### Consigne
Répondez, s'il vous plaît, à ces trois questions à l'aide du texte sur Becker et les musiciens, une réponse par ligne :
1. Où se produit le groupe de musiciens observé par Becker ?
2. Quel nom les musiciens donnent-ils à une personne qui ne possède pas leur don ?
3. Comment cette personne est-elle perçue par les musiciens ?

### Document source
Pour illustrer ce propos, Becker présente au lecteur ses observations effectuées auprès d’un groupe de musiciens performant dans les bars. Les musiciens, qui sont dévoués à leur art et dont le quotidien est centré sur celui-ci, n’ont pas la même relation avec la musique que leur audience (l’audience étant ici considérée comme monsieur madame Tout-le- Monde). Les deux entités, dit Becker, n’ont pas les mêmes attentes sur ce à quoi devrait ressembler une performance musicale. Le musicien, qui se considère comme expert de son art, voit l’audience comme n’étant pas apte à juger la valeur de sa performance et tente de garder le contrôle sur son œuvre. Des tensions se soulèvent alors. Les musiciens souhaiteront défendre leur perception de la musique de l’influence des non-musiciens. C’est autour de cette problématique, selon Becker, que va naitre la sous-culture.

1-À propos du regard que les musiciens portent sur eux-mêmes, sur les non- musiciens de même que sur le conflit qu’ils perçoivent dans la relation. Les musiciens, décrit Becker, se perçoivent comme des êtres ayant une capacité unique à comprendre la musique, une sorte de don. À leur avis, ce don ferait d’eux des individus particulièrement différents du reste du monde. Une personne qui ne possède pas ce don (que les musiciens appellent un « square ») ne pourra jamais être comparable à un musicien et ne peut aspirer à faire partie du groupe. Aussi, un square ne peut pas dire au musicien comment jouer de la musique puisqu’il est considéré comme inapte à juger la musique de par sa nature standard, sans don. Les musiciens font ainsi l’éloge de leur différence; le talent qu’eux seuls possèdent fait d’eux des gens au-dessus des autres, et ce autant relativement à leur capacité à comprendre la musique qu’à tout autre comportement social. Le square est perçu comme un ignorant et une personne intolérante dont le musicien doit se méfier.

### Extrait de données

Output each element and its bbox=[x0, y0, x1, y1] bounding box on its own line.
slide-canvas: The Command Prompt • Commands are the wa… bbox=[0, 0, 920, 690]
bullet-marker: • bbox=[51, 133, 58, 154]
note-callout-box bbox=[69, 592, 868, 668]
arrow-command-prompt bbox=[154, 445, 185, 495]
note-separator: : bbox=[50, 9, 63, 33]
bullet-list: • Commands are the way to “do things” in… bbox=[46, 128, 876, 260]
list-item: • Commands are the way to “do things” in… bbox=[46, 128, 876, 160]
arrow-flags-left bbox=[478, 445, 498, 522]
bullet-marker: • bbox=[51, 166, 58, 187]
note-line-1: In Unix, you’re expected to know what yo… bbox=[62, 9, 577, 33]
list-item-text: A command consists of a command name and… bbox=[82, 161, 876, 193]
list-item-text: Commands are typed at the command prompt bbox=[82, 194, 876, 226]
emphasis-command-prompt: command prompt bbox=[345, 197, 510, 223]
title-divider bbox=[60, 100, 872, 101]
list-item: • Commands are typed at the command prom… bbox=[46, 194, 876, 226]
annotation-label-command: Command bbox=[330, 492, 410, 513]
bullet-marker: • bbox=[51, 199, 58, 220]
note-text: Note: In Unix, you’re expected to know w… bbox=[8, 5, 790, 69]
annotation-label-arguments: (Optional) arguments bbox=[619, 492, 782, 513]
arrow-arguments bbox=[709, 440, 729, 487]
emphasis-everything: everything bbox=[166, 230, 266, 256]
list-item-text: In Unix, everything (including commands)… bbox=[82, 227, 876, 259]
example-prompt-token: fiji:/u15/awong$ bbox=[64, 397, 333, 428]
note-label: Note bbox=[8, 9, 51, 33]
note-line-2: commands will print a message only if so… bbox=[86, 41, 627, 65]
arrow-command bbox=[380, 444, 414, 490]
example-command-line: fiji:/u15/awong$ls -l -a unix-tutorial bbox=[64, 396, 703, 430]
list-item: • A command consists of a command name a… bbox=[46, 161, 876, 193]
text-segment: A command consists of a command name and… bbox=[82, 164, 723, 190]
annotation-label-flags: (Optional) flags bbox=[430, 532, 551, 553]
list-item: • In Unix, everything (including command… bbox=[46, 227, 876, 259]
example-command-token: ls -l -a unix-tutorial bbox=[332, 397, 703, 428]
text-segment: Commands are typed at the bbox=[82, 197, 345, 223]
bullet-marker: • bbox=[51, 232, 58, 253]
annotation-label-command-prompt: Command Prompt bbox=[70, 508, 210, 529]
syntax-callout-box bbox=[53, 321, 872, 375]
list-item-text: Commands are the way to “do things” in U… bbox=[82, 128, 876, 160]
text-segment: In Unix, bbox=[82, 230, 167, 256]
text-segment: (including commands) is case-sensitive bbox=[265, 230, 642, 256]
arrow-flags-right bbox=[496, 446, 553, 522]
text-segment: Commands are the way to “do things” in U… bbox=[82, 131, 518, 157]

### Corrigé
1. Dans les bars.
2. Un « square ».
3. Comme un ignorant et une personne intolérante dont le musicien doit se méfier.